* _RECORDS FOR THE EXERCISE_:
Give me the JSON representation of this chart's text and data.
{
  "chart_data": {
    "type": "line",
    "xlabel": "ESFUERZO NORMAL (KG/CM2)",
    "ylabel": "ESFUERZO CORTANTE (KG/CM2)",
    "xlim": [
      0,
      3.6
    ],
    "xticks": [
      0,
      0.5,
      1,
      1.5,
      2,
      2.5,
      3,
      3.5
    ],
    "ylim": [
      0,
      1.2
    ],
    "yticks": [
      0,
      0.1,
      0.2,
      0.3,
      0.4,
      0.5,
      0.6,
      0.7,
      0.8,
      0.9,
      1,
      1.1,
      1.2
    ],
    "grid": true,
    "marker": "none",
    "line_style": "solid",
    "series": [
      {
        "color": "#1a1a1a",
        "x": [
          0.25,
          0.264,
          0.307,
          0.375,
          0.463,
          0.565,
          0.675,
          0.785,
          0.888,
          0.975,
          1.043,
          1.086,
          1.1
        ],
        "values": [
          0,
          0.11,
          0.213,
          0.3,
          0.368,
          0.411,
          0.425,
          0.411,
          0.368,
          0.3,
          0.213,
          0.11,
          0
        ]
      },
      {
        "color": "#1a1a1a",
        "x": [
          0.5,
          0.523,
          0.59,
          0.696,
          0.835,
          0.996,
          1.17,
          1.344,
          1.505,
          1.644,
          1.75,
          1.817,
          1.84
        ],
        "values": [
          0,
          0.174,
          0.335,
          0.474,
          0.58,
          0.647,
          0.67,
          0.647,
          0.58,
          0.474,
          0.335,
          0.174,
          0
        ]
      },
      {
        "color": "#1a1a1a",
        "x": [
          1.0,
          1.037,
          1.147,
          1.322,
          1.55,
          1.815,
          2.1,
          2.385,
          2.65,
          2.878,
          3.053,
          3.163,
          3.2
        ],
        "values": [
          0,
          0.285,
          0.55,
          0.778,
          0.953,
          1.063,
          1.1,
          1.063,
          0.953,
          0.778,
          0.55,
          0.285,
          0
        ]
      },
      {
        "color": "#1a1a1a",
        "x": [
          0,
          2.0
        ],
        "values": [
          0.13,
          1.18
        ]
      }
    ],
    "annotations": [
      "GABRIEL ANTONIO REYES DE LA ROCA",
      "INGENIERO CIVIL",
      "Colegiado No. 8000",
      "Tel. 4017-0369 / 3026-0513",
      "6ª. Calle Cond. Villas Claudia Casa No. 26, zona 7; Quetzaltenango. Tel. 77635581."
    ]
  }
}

* _PROBLEM STATEMENT_:
Look through the material and copy each line that has "ESFUERZO".

* _CORRECT ANSWER_:
    "xlabel": "ESFUERZO NORMAL (KG/CM2)",
    "ylabel": "ESFUERZO CORTANTE (KG/CM2)",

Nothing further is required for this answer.